BRIEF:
All entries are to be given again verbatim.

Data records:
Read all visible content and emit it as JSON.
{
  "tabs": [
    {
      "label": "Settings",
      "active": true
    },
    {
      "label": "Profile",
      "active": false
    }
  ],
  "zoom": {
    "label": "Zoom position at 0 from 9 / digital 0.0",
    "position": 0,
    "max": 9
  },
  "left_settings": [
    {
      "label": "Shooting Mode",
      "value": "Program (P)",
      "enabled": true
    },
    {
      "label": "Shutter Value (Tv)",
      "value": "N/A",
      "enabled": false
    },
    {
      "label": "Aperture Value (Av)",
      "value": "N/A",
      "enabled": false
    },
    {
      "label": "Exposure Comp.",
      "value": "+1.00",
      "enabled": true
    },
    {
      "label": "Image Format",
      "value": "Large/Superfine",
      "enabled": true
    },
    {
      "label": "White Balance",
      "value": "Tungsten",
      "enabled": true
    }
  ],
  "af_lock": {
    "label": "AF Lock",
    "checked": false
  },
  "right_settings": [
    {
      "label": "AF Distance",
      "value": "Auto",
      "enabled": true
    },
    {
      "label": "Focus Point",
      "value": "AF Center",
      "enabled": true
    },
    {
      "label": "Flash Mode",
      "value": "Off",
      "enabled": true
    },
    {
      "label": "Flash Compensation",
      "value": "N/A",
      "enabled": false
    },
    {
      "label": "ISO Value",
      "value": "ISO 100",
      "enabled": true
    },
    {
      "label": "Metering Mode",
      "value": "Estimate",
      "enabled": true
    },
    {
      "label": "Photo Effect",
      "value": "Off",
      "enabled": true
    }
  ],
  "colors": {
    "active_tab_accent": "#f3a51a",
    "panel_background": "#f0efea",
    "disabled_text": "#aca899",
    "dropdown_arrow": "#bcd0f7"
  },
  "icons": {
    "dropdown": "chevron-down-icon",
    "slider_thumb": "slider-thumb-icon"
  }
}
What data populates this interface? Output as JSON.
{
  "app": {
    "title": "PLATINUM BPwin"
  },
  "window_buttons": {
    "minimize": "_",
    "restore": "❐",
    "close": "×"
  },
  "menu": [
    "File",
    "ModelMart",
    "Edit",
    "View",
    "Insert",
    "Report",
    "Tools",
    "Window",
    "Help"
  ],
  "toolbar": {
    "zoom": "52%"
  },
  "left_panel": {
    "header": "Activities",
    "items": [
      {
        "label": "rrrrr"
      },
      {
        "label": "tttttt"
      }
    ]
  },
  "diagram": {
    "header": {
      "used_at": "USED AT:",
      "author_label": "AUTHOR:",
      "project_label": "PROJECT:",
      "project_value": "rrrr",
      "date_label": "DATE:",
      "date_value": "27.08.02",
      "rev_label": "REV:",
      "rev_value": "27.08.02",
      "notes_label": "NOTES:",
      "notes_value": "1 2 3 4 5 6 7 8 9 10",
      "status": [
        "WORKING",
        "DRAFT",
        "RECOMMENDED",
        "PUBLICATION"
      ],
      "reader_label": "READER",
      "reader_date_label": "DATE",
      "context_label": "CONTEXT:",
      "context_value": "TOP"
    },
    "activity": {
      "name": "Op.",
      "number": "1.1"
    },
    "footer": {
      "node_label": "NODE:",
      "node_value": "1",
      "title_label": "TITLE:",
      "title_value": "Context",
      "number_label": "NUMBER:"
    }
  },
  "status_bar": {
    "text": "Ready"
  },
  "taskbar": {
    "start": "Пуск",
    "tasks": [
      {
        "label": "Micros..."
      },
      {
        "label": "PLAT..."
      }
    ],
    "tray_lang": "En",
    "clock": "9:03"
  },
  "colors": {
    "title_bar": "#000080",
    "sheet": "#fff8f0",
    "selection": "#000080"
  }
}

COMPLETE RESPONSE:
Read all visible content and emit it as JSON.
{
  "tabs": [
    {
      "label": "Settings",
      "active": true
    },
    {
      "label": "Profile",
      "active": false
    }
  ],
  "zoom": {
    "label": "Zoom position at 0 from 9 / digital 0.0",
    "position": 0,
    "max": 9
  },
  "left_settings": [
    {
      "label": "Shooting Mode",
      "value": "Program (P)",
      "enabled": true
    },
    {
      "label": "Shutter Value (Tv)",
      "value": "N/A",
      "enabled": false
    },
    {
      "label": "Aperture Value (Av)",
      "value": "N/A",
      "enabled": false
    },
    {
      "label": "Exposure Comp.",
      "value": "+1.00",
      "enabled": true
    },
    {
      "label": "Image Format",
      "value": "Large/Superfine",
      "enabled": true
    },
    {
      "label": "White Balance",
      "value": "Tungsten",
      "enabled": true
    }
  ],
  "af_lock": {
    "label": "AF Lock",
    "checked": false
  },
  "right_settings": [
    {
      "label": "AF Distance",
      "value": "Auto",
      "enabled": true
    },
    {
      "label": "Focus Point",
      "value": "AF Center",
      "enabled": true
    },
    {
      "label": "Flash Mode",
      "value": "Off",
      "enabled": true
    },
    {
      "label": "Flash Compensation",
      "value": "N/A",
      "enabled": false
    },
    {
      "label": "ISO Value",
      "value": "ISO 100",
      "enabled": true
    },
    {
      "label": "Metering Mode",
      "value": "Estimate",
      "enabled": true
    },
    {
      "label": "Photo Effect",
      "value": "Off",
      "enabled": true
    }
  ],
  "colors": {
    "active_tab_accent": "#f3a51a",
    "panel_background": "#f0efea",
    "disabled_text": "#aca899",
    "dropdown_arrow": "#bcd0f7"
  },
  "icons": {
    "dropdown": "chevron-down-icon",
    "slider_thumb": "slider-thumb-icon"
  }
}
What data populates this interface? Output as JSON.
{
  "app": {
    "title": "PLATINUM BPwin"
  },
  "window_buttons": {
    "minimize": "_",
    "restore": "❐",
    "close": "×"
  },
  "menu": [
    "File",
    "ModelMart",
    "Edit",
    "View",
    "Insert",
    "Report",
    "Tools",
    "Window",
    "Help"
  ],
  "toolbar": {
    "zoom": "52%"
  },
  "left_panel": {
    "header": "Activities",
    "items": [
      {
        "label": "rrrrr"
      },
      {
        "label": "tttttt"
      }
    ]
  },
  "diagram": {
    "header": {
      "used_at": "USED AT:",
      "author_label": "AUTHOR:",
      "project_label": "PROJECT:",
      "project_value": "rrrr",
      "date_label": "DATE:",
      "date_value": "27.08.02",
      "rev_label": "REV:",
      "rev_value": "27.08.02",
      "notes_label": "NOTES:",
      "notes_value": "1 2 3 4 5 6 7 8 9 10",
      "status": [
        "WORKING",
        "DRAFT",
        "RECOMMENDED",
        "PUBLICATION"
      ],
      "reader_label": "READER",
      "reader_date_label": "DATE",
      "context_label": "CONTEXT:",
      "context_value": "TOP"
    },
    "activity": {
      "name": "Op.",
      "number": "1.1"
    },
    "footer": {
      "node_label": "NODE:",
      "node_value": "1",
      "title_label": "TITLE:",
      "title_value": "Context",
      "number_label": "NUMBER:"
    }
  },
  "status_bar": {
    "text": "Ready"
  },
  "taskbar": {
    "start": "Пуск",
    "tasks": [
      {
        "label": "Micros..."
      },
      {
        "label": "PLAT..."
      }
    ],
    "tray_lang": "En",
    "clock": "9:03"
  },
  "colors": {
    "title_bar": "#000080",
    "sheet": "#fff8f0",
    "selection": "#000080"
  }
}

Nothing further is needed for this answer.